Short task:
Please write out the complete listing that follows, exactly as it reads.

· · · · ·

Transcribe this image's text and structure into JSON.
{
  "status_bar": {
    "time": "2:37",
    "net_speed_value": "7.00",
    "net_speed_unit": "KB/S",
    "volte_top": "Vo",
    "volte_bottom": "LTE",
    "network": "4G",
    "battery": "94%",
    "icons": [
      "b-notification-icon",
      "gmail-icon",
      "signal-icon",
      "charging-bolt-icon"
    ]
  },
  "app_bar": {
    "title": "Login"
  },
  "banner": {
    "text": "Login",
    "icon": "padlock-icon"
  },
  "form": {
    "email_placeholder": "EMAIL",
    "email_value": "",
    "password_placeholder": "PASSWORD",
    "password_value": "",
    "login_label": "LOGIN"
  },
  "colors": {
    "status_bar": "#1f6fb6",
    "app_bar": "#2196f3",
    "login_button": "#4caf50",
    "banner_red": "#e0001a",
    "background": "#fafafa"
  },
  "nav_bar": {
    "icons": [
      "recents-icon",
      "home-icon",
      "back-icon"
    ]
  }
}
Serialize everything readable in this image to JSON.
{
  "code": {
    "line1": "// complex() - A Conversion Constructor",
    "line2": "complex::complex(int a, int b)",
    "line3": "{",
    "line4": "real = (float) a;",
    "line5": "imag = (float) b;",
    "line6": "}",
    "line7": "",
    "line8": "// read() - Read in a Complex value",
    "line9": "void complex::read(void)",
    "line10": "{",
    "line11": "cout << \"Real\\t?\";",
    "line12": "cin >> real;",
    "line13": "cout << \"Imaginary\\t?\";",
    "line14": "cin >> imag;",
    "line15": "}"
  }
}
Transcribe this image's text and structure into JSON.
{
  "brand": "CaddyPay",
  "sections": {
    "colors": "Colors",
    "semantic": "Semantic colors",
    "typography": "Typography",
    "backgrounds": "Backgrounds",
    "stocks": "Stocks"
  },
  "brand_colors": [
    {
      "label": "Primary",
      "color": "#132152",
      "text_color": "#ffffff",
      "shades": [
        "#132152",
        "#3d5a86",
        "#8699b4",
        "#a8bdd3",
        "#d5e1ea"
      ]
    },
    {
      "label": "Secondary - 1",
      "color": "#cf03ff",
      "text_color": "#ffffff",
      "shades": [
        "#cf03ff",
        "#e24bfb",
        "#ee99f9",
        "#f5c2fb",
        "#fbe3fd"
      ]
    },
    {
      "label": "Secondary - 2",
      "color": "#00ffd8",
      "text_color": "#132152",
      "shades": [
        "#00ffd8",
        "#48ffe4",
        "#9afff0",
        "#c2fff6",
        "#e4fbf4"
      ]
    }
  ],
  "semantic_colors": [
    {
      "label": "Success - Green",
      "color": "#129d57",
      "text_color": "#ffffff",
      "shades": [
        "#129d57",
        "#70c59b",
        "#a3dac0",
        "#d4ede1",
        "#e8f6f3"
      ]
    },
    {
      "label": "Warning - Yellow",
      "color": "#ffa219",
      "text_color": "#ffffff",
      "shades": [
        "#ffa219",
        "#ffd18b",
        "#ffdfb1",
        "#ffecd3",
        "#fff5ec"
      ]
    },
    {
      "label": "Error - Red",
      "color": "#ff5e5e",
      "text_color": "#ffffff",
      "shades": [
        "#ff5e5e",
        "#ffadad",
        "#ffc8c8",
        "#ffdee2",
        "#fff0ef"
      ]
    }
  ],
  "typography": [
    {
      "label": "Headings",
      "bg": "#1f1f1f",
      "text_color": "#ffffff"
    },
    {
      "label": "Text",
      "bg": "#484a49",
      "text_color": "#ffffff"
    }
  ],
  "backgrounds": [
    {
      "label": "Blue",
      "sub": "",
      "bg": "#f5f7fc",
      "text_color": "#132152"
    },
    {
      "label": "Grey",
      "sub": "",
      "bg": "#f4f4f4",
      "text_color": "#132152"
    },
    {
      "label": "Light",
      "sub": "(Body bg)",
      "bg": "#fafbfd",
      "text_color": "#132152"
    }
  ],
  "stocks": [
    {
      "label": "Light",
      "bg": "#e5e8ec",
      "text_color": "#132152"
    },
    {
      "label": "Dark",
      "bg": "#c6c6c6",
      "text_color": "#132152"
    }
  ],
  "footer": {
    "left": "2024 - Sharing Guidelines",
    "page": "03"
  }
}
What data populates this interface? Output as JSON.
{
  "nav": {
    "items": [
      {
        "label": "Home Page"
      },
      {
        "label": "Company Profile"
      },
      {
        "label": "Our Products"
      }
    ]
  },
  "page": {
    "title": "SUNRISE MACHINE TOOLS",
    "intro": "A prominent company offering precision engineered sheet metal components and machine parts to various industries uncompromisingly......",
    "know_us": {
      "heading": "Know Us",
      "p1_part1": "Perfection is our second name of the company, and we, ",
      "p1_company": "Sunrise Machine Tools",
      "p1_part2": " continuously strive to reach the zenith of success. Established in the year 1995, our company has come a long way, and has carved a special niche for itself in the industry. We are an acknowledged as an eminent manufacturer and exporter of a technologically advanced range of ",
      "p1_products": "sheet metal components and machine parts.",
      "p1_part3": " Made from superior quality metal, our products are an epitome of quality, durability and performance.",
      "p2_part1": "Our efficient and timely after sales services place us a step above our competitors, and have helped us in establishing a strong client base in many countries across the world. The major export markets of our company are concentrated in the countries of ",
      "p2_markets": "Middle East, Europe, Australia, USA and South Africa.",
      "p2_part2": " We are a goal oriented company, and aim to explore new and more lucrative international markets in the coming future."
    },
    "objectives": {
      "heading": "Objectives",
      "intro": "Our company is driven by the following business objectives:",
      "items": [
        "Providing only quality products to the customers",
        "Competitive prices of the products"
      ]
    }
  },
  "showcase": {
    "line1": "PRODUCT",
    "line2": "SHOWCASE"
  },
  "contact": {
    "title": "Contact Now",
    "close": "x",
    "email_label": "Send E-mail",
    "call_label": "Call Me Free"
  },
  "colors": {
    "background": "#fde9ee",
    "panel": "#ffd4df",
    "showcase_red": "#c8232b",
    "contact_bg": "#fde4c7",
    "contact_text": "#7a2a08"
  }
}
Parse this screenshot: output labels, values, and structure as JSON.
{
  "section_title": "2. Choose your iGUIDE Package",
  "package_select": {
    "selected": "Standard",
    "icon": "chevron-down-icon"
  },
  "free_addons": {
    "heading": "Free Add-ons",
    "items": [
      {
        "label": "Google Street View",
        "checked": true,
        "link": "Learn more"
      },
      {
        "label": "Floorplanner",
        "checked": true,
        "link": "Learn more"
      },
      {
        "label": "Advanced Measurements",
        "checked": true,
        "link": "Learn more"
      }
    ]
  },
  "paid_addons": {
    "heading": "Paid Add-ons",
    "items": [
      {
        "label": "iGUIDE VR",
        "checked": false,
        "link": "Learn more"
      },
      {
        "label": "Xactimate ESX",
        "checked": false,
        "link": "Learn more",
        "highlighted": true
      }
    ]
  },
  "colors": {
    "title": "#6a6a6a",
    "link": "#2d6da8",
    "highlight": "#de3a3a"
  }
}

· · · · ·

Result below:
Transcribe this image's text and structure into JSON.
{
  "status_bar": {
    "time": "2:37",
    "net_speed_value": "7.00",
    "net_speed_unit": "KB/S",
    "volte_top": "Vo",
    "volte_bottom": "LTE",
    "network": "4G",
    "battery": "94%",
    "icons": [
      "b-notification-icon",
      "gmail-icon",
      "signal-icon",
      "charging-bolt-icon"
    ]
  },
  "app_bar": {
    "title": "Login"
  },
  "banner": {
    "text": "Login",
    "icon": "padlock-icon"
  },
  "form": {
    "email_placeholder": "EMAIL",
    "email_value": "",
    "password_placeholder": "PASSWORD",
    "password_value": "",
    "login_label": "LOGIN"
  },
  "colors": {
    "status_bar": "#1f6fb6",
    "app_bar": "#2196f3",
    "login_button": "#4caf50",
    "banner_red": "#e0001a",
    "background": "#fafafa"
  },
  "nav_bar": {
    "icons": [
      "recents-icon",
      "home-icon",
      "back-icon"
    ]
  }
}
Serialize everything readable in this image to JSON.
{
  "code": {
    "line1": "// complex() - A Conversion Constructor",
    "line2": "complex::complex(int a, int b)",
    "line3": "{",
    "line4": "real = (float) a;",
    "line5": "imag = (float) b;",
    "line6": "}",
    "line7": "",
    "line8": "// read() - Read in a Complex value",
    "line9": "void complex::read(void)",
    "line10": "{",
    "line11": "cout << \"Real\\t?\";",
    "line12": "cin >> real;",
    "line13": "cout << \"Imaginary\\t?\";",
    "line14": "cin >> imag;",
    "line15": "}"
  }
}
Transcribe this image's text and structure into JSON.
{
  "brand": "CaddyPay",
  "sections": {
    "colors": "Colors",
    "semantic": "Semantic colors",
    "typography": "Typography",
    "backgrounds": "Backgrounds",
    "stocks": "Stocks"
  },
  "brand_colors": [
    {
      "label": "Primary",
      "color": "#132152",
      "text_color": "#ffffff",
      "shades": [
        "#132152",
        "#3d5a86",
        "#8699b4",
        "#a8bdd3",
        "#d5e1ea"
      ]
    },
    {
      "label": "Secondary - 1",
      "color": "#cf03ff",
      "text_color": "#ffffff",
      "shades": [
        "#cf03ff",
        "#e24bfb",
        "#ee99f9",
        "#f5c2fb",
        "#fbe3fd"
      ]
    },
    {
      "label": "Secondary - 2",
      "color": "#00ffd8",
      "text_color": "#132152",
      "shades": [
        "#00ffd8",
        "#48ffe4",
        "#9afff0",
        "#c2fff6",
        "#e4fbf4"
      ]
    }
  ],
  "semantic_colors": [
    {
      "label": "Success - Green",
      "color": "#129d57",
      "text_color": "#ffffff",
      "shades": [
        "#129d57",
        "#70c59b",
        "#a3dac0",
        "#d4ede1",
        "#e8f6f3"
      ]
    },
    {
      "label": "Warning - Yellow",
      "color": "#ffa219",
      "text_color": "#ffffff",
      "shades": [
        "#ffa219",
        "#ffd18b",
        "#ffdfb1",
        "#ffecd3",
        "#fff5ec"
      ]
    },
    {
      "label": "Error - Red",
      "color": "#ff5e5e",
      "text_color": "#ffffff",
      "shades": [
        "#ff5e5e",
        "#ffadad",
        "#ffc8c8",
        "#ffdee2",
        "#fff0ef"
      ]
    }
  ],
  "typography": [
    {
      "label": "Headings",
      "bg": "#1f1f1f",
      "text_color": "#ffffff"
    },
    {
      "label": "Text",
      "bg": "#484a49",
      "text_color": "#ffffff"
    }
  ],
  "backgrounds": [
    {
      "label": "Blue",
      "sub": "",
      "bg": "#f5f7fc",
      "text_color": "#132152"
    },
    {
      "label": "Grey",
      "sub": "",
      "bg": "#f4f4f4",
      "text_color": "#132152"
    },
    {
      "label": "Light",
      "sub": "(Body bg)",
      "bg": "#fafbfd",
      "text_color": "#132152"
    }
  ],
  "stocks": [
    {
      "label": "Light",
      "bg": "#e5e8ec",
      "text_color": "#132152"
    },
    {
      "label": "Dark",
      "bg": "#c6c6c6",
      "text_color": "#132152"
    }
  ],
  "footer": {
    "left": "2024 - Sharing Guidelines",
    "page": "03"
  }
}
What data populates this interface? Output as JSON.
{
  "nav": {
    "items": [
      {
        "label": "Home Page"
      },
      {
        "label": "Company Profile"
      },
      {
        "label": "Our Products"
      }
    ]
  },
  "page": {
    "title": "SUNRISE MACHINE TOOLS",
    "intro": "A prominent company offering precision engineered sheet metal components and machine parts to various industries uncompromisingly......",
    "know_us": {
      "heading": "Know Us",
      "p1_part1": "Perfection is our second name of the company, and we, ",
      "p1_company": "Sunrise Machine Tools",
      "p1_part2": " continuously strive to reach the zenith of success. Established in the year 1995, our company has come a long way, and has carved a special niche for itself in the industry. We are an acknowledged as an eminent manufacturer and exporter of a technologically advanced range of ",
      "p1_products": "sheet metal components and machine parts.",
      "p1_part3": " Made from superior quality metal, our products are an epitome of quality, durability and performance.",
      "p2_part1": "Our efficient and timely after sales services place us a step above our competitors, and have helped us in establishing a strong client base in many countries across the world. The major export markets of our company are concentrated in the countries of ",
      "p2_markets": "Middle East, Europe, Australia, USA and South Africa.",
      "p2_part2": " We are a goal oriented company, and aim to explore new and more lucrative international markets in the coming future."
    },
    "objectives": {
      "heading": "Objectives",
      "intro": "Our company is driven by the following business objectives:",
      "items": [
        "Providing only quality products to the customers",
        "Competitive prices of the products"
      ]
    }
  },
  "showcase": {
    "line1": "PRODUCT",
    "line2": "SHOWCASE"
  },
  "contact": {
    "title": "Contact Now",
    "close": "x",
    "email_label": "Send E-mail",
    "call_label": "Call Me Free"
  },
  "colors": {
    "background": "#fde9ee",
    "panel": "#ffd4df",
    "showcase_red": "#c8232b",
    "contact_bg": "#fde4c7",
    "contact_text": "#7a2a08"
  }
}
Parse this screenshot: output labels, values, and structure as JSON.
{
  "section_title": "2. Choose your iGUIDE Package",
  "package_select": {
    "selected": "Standard",
    "icon": "chevron-down-icon"
  },
  "free_addons": {
    "heading": "Free Add-ons",
    "items": [
      {
        "label": "Google Street View",
        "checked": true,
        "link": "Learn more"
      },
      {
        "label": "Floorplanner",
        "checked": true,
        "link": "Learn more"
      },
      {
        "label": "Advanced Measurements",
        "checked": true,
        "link": "Learn more"
      }
    ]
  },
  "paid_addons": {
    "heading": "Paid Add-ons",
    "items": [
      {
        "label": "iGUIDE VR",
        "checked": false,
        "link": "Learn more"
      },
      {
        "label": "Xactimate ESX",
        "checked": false,
        "link": "Learn more",
        "highlighted": true
      }
    ]
  },
  "colors": {
    "title": "#6a6a6a",
    "link": "#2d6da8",
    "highlight": "#de3a3a"
  }
}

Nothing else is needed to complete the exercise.